*** RECORD EXCERPTS ***

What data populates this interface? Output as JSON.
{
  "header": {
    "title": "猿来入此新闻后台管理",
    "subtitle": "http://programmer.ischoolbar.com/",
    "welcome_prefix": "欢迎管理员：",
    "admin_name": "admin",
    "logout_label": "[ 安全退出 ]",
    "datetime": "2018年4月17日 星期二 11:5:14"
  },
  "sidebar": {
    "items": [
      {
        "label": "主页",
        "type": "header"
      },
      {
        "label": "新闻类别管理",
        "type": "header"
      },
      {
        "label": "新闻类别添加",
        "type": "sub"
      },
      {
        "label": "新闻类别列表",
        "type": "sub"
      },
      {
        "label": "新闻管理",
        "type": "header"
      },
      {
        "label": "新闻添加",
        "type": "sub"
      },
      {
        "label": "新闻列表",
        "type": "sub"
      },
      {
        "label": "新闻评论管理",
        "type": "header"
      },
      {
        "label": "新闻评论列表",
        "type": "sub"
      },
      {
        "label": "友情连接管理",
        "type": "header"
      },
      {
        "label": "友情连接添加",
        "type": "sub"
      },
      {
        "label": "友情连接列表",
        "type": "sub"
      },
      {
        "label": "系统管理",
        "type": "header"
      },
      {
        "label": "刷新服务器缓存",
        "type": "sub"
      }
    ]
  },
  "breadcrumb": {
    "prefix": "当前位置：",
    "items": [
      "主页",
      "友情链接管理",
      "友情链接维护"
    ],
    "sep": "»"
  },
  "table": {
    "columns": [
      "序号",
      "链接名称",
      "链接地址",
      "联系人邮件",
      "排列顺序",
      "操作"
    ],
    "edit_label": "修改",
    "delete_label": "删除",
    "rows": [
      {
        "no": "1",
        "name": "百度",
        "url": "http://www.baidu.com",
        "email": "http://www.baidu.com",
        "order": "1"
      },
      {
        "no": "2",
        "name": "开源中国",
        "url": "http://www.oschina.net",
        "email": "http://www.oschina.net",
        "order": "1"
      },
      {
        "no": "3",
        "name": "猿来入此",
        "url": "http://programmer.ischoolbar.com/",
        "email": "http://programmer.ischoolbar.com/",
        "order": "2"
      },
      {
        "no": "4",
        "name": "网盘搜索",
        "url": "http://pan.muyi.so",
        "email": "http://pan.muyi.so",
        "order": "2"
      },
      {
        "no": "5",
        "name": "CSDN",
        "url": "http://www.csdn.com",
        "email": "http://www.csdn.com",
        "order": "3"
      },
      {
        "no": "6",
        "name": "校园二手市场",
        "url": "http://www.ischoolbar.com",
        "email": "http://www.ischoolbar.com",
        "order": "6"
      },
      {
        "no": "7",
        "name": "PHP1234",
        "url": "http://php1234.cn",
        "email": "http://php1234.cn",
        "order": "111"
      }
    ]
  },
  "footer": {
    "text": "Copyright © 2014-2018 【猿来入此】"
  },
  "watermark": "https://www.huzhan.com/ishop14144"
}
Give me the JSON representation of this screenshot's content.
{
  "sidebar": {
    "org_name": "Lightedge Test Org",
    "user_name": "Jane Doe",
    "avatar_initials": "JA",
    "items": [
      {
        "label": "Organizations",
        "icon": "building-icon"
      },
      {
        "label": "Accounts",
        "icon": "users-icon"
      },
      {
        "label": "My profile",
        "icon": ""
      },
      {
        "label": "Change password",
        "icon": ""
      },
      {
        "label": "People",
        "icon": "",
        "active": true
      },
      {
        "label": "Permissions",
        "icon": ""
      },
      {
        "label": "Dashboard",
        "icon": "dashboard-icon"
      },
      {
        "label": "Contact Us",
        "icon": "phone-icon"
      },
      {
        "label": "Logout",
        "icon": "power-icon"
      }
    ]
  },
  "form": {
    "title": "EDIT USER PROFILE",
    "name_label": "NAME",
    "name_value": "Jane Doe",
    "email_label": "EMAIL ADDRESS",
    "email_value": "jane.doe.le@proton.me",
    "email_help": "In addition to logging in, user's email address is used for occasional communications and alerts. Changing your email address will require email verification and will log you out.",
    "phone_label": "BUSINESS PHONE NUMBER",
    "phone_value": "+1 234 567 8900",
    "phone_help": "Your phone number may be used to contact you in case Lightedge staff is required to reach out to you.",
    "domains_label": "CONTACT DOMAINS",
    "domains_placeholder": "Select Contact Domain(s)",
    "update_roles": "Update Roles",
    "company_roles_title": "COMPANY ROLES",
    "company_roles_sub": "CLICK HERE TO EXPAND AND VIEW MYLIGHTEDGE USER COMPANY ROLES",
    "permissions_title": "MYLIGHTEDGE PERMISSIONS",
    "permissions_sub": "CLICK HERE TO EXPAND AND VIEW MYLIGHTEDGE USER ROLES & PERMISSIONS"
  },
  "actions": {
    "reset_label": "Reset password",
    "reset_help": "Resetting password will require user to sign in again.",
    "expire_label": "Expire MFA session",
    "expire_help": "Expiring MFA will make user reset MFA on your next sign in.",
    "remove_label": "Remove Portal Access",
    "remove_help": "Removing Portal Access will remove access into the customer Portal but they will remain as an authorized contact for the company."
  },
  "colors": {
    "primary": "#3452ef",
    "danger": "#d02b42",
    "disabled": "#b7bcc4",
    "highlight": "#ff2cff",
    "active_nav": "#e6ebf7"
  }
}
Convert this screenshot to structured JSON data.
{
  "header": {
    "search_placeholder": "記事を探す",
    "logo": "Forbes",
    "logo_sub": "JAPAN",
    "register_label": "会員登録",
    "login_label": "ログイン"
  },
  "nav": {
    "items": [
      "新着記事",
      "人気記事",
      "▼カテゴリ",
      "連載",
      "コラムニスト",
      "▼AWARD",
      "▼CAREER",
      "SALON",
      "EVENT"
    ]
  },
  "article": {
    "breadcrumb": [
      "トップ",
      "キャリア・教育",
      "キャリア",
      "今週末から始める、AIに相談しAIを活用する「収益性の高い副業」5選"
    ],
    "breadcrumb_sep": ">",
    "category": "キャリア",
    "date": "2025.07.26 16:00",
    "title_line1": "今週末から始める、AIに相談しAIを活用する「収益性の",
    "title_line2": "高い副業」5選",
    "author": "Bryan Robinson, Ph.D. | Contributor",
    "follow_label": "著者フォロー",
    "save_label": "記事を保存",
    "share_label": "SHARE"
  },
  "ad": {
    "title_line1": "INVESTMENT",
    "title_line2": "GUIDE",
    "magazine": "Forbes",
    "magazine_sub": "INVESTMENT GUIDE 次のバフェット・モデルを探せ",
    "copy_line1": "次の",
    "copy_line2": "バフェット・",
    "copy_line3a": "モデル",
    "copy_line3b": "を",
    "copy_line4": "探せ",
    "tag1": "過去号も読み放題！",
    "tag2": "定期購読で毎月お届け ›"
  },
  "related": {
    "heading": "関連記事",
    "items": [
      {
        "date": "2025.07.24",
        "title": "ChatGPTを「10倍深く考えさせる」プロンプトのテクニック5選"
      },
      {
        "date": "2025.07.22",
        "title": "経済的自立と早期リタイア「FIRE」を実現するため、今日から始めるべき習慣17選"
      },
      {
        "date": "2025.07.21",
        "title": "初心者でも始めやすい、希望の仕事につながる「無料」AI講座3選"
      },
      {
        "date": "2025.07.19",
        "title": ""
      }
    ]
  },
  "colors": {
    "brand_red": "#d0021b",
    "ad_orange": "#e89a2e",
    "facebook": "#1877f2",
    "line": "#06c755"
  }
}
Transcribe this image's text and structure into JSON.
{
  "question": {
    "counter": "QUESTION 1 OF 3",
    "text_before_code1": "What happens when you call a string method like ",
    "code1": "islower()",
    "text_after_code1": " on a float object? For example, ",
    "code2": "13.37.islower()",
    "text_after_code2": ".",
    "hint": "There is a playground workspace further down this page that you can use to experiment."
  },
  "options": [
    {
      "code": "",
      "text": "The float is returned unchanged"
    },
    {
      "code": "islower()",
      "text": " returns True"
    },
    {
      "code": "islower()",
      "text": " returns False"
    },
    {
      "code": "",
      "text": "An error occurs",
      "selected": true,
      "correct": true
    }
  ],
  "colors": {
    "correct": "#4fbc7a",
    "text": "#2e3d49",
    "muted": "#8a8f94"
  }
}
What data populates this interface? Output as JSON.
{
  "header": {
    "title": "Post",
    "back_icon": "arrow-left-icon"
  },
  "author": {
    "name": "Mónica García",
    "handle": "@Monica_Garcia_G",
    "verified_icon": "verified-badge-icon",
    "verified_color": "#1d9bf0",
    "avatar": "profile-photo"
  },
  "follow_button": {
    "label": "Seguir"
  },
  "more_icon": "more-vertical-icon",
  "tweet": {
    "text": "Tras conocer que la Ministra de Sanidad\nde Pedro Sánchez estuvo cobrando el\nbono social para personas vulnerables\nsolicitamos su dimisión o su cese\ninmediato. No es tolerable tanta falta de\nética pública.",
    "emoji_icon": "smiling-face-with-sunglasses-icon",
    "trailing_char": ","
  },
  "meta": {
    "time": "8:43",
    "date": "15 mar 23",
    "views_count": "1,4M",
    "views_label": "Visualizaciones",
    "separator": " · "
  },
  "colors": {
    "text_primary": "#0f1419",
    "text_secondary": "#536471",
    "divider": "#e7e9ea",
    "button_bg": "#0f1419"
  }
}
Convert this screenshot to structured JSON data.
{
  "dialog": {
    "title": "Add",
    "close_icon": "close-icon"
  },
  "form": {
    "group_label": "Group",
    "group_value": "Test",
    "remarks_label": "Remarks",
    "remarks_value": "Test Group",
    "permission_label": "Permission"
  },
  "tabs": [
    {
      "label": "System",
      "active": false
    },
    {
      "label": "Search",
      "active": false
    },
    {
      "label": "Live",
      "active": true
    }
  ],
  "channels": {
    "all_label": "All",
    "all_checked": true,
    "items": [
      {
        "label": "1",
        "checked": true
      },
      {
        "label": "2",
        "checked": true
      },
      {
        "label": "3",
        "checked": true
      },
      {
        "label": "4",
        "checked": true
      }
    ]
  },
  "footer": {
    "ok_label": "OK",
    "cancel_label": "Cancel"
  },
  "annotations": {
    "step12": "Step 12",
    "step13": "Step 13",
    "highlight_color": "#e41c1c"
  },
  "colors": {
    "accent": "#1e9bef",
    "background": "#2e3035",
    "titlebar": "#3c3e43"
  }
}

***

» DIRECTIONS FOR THIS TASK:
Above are the records. Identify each line that contains the word "baidu".

» RESPONSE:
        "url": "http://www.baidu.com",
        "email": "http://www.baidu.com",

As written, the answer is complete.